__Task data__
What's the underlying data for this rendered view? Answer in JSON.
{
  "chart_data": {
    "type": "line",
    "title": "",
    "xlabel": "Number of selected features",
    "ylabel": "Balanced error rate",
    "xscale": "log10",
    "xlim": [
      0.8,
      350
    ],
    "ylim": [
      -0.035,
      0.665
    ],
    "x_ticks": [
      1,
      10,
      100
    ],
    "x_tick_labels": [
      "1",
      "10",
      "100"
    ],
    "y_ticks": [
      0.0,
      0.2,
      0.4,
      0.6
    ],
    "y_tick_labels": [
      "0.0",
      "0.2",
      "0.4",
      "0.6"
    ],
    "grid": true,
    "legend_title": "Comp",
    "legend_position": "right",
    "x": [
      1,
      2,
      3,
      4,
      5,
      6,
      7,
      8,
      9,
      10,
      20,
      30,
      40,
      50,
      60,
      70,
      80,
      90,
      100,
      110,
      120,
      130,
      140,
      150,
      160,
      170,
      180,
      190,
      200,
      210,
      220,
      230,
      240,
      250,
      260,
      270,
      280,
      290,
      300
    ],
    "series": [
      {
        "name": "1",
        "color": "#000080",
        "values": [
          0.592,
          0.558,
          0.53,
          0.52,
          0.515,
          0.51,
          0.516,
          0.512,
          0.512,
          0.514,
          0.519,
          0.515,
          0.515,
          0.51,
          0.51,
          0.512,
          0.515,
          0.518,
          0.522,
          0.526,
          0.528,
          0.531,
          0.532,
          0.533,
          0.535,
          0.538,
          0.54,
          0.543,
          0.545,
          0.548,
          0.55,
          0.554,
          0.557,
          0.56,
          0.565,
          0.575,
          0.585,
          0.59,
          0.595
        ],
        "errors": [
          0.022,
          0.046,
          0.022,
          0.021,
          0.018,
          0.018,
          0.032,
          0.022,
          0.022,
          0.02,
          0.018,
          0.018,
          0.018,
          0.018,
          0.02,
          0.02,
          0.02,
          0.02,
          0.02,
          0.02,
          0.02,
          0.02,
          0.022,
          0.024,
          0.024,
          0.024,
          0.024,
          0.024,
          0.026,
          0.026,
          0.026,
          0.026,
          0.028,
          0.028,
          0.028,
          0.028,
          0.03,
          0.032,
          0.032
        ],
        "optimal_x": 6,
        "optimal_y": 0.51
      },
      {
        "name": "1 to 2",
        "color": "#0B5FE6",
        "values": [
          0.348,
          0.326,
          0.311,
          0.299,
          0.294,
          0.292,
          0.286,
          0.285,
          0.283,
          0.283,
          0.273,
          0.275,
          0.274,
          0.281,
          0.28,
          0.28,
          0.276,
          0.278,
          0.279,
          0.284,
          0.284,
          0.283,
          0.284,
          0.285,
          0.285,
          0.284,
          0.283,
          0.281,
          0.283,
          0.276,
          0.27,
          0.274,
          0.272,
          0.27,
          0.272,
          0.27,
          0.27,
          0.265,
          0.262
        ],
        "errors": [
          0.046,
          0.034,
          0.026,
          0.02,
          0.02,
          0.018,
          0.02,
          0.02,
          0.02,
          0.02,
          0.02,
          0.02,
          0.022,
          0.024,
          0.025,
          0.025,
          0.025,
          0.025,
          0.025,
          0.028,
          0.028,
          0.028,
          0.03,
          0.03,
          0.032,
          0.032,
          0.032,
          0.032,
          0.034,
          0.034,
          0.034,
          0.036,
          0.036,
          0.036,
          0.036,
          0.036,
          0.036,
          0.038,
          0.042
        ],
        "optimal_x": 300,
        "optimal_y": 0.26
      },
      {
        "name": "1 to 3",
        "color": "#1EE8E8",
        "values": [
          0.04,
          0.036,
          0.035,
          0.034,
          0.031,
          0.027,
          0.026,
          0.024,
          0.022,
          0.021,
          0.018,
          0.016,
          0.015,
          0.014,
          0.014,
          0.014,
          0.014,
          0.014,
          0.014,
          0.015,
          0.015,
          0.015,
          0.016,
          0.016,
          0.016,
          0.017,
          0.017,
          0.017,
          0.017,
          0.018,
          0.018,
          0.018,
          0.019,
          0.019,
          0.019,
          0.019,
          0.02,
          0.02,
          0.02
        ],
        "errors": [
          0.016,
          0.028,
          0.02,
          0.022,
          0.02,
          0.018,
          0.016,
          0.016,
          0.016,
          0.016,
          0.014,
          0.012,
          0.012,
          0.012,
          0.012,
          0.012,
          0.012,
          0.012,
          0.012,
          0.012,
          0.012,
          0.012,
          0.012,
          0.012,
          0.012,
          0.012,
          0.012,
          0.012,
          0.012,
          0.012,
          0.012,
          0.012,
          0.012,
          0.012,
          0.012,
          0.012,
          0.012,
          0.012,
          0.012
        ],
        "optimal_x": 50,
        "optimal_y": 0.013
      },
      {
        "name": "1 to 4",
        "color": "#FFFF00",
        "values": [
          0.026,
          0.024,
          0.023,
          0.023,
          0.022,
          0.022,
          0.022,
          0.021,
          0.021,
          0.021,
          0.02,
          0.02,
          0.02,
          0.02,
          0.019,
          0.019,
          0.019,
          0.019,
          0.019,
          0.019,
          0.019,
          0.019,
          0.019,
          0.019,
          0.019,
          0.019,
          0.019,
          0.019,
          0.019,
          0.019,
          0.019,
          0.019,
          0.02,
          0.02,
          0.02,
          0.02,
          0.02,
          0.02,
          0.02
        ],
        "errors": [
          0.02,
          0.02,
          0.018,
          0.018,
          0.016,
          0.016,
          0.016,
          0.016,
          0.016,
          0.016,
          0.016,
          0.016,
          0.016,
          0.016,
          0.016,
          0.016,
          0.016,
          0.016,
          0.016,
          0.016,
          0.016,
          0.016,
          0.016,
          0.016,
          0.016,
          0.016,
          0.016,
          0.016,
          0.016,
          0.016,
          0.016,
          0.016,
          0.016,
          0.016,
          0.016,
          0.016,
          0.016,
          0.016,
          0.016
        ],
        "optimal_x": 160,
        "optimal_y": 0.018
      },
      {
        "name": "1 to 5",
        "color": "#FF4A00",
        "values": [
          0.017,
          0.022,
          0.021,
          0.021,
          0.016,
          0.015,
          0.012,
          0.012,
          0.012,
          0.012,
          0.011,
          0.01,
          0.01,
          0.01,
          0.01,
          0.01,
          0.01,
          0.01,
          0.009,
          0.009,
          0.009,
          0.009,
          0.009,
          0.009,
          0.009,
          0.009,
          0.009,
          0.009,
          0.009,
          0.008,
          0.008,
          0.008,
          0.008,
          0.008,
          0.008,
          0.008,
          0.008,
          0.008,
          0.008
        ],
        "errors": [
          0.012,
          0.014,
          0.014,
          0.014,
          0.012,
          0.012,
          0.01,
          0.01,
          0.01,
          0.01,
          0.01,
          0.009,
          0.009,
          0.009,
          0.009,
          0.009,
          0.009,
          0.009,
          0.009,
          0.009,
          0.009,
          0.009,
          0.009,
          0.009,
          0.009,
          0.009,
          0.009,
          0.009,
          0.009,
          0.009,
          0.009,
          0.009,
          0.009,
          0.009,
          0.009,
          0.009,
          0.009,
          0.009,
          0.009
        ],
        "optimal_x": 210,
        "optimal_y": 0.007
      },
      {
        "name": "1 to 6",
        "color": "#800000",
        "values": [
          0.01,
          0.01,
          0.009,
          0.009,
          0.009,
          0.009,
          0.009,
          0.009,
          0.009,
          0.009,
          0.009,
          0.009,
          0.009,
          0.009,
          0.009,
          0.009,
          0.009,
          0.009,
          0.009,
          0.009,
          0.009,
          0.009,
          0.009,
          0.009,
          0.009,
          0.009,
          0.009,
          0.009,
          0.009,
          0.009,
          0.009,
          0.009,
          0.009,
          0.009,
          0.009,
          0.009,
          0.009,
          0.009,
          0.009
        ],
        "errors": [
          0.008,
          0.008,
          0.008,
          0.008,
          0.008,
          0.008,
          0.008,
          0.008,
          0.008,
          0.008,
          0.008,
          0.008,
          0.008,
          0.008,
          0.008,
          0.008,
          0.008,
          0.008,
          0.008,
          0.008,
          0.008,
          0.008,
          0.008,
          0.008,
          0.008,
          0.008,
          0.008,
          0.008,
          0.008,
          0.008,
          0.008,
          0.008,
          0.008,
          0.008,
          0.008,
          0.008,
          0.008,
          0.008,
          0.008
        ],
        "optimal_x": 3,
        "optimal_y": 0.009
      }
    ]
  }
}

__Required task__
Using the listing, collect all lines in which the string "name" is found.

__The completed task__
        "name": "1",
        "name": "1 to 2",
        "name": "1 to 3",
        "name": "1 to 4",
        "name": "1 to 5",
        "name": "1 to 6",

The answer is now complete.